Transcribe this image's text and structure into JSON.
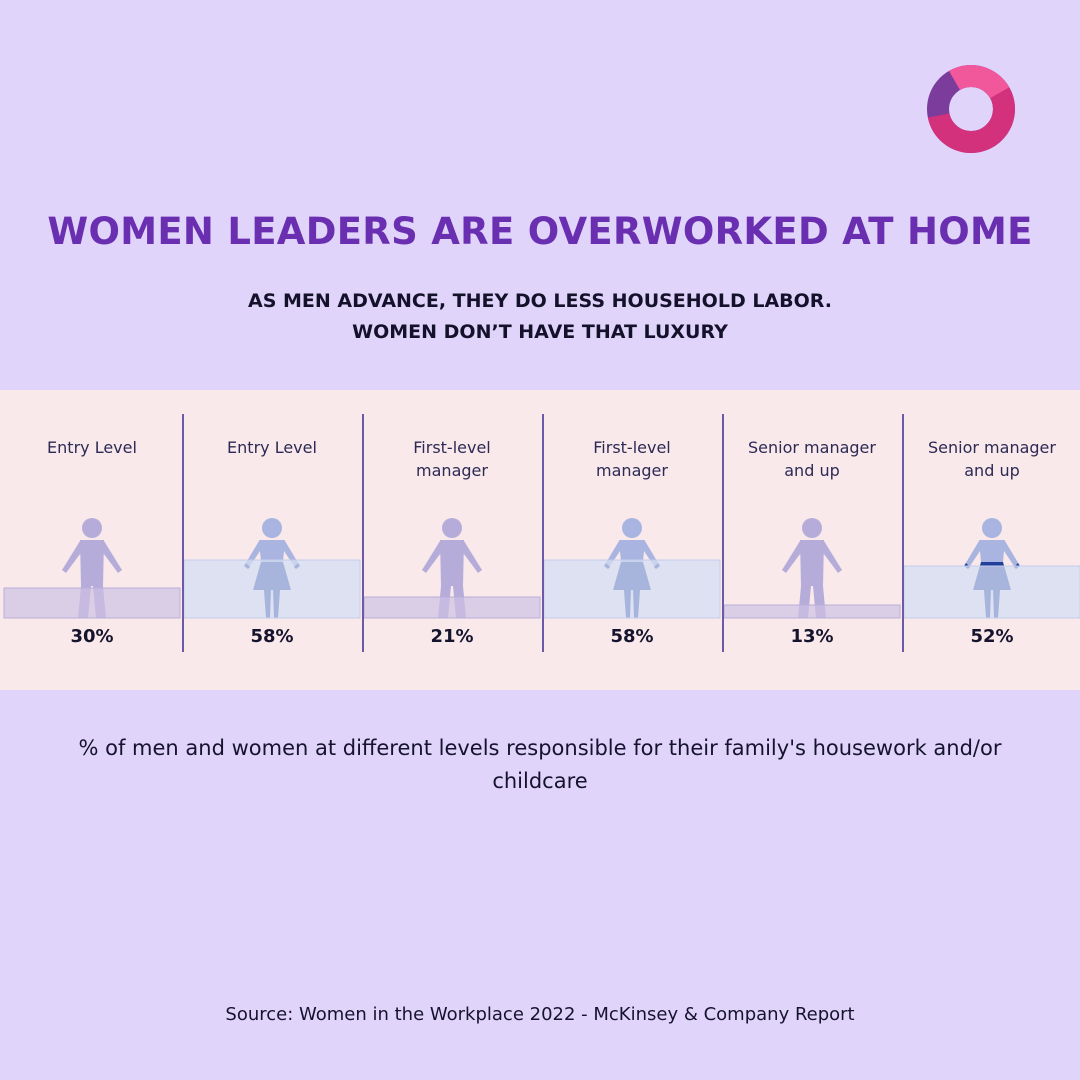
{
  "logo": {
    "icon": "ring-logo-icon",
    "colors": [
      "#f1579b",
      "#d4317c",
      "#7b3c9b"
    ]
  },
  "header": {
    "title": "WOMEN LEADERS ARE OVERWORKED AT HOME",
    "subtitle_line1": "AS MEN ADVANCE, THEY DO LESS HOUSEHOLD LABOR.",
    "subtitle_line2": "WOMEN DON’T HAVE THAT LUXURY"
  },
  "chart_data": {
    "type": "bar",
    "ylim": [
      0,
      100
    ],
    "columns": [
      {
        "gender": "men",
        "label": [
          "Entry Level"
        ],
        "value": 30,
        "display": "30%"
      },
      {
        "gender": "women",
        "label": [
          "Entry Level"
        ],
        "value": 58,
        "display": "58%"
      },
      {
        "gender": "men",
        "label": [
          "First-level",
          "manager"
        ],
        "value": 21,
        "display": "21%"
      },
      {
        "gender": "women",
        "label": [
          "First-level",
          "manager"
        ],
        "value": 58,
        "display": "58%"
      },
      {
        "gender": "men",
        "label": [
          "Senior manager",
          "and up"
        ],
        "value": 13,
        "display": "13%"
      },
      {
        "gender": "women",
        "label": [
          "Senior manager",
          "and up"
        ],
        "value": 52,
        "display": "52%"
      }
    ],
    "colors": {
      "men_bar": "#cdc0e4",
      "women_bar": "#d4ddf3",
      "men_figure": "#b6acd9",
      "women_skirt": "#233f9c",
      "women_upper": "#a9b5e0",
      "divider": "#6c5aa8"
    }
  },
  "caption": "% of men and women at different levels responsible for their family's housework and/or childcare",
  "source": "Source: Women in the Workplace 2022 - McKinsey & Company Report"
}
- - - - -
Will you set down the records word for word while leaving out every picture?

The output:
Transcribe this image's text and structure into JSON.
{
  "logo": {
    "icon": "ring-logo-icon",
    "colors": [
      "#f1579b",
      "#d4317c",
      "#7b3c9b"
    ]
  },
  "header": {
    "title": "WOMEN LEADERS ARE OVERWORKED AT HOME",
    "subtitle_line1": "AS MEN ADVANCE, THEY DO LESS HOUSEHOLD LABOR.",
    "subtitle_line2": "WOMEN DON’T HAVE THAT LUXURY"
  },
  "chart_data": {
    "type": "bar",
    "ylim": [
      0,
      100
    ],
    "columns": [
      {
        "gender": "men",
        "label": [
          "Entry Level"
        ],
        "value": 30,
        "display": "30%"
      },
      {
        "gender": "women",
        "label": [
          "Entry Level"
        ],
        "value": 58,
        "display": "58%"
      },
      {
        "gender": "men",
        "label": [
          "First-level",
          "manager"
        ],
        "value": 21,
        "display": "21%"
      },
      {
        "gender": "women",
        "label": [
          "First-level",
          "manager"
        ],
        "value": 58,
        "display": "58%"
      },
      {
        "gender": "men",
        "label": [
          "Senior manager",
          "and up"
        ],
        "value": 13,
        "display": "13%"
      },
      {
        "gender": "women",
        "label": [
          "Senior manager",
          "and up"
        ],
        "value": 52,
        "display": "52%"
      }
    ],
    "colors": {
      "men_bar": "#cdc0e4",
      "women_bar": "#d4ddf3",
      "men_figure": "#b6acd9",
      "women_skirt": "#233f9c",
      "women_upper": "#a9b5e0",
      "divider": "#6c5aa8"
    }
  },
  "caption": "% of men and women at different levels responsible for their family's housework and/or childcare",
  "source": "Source: Women in the Workplace 2022 - McKinsey & Company Report"
}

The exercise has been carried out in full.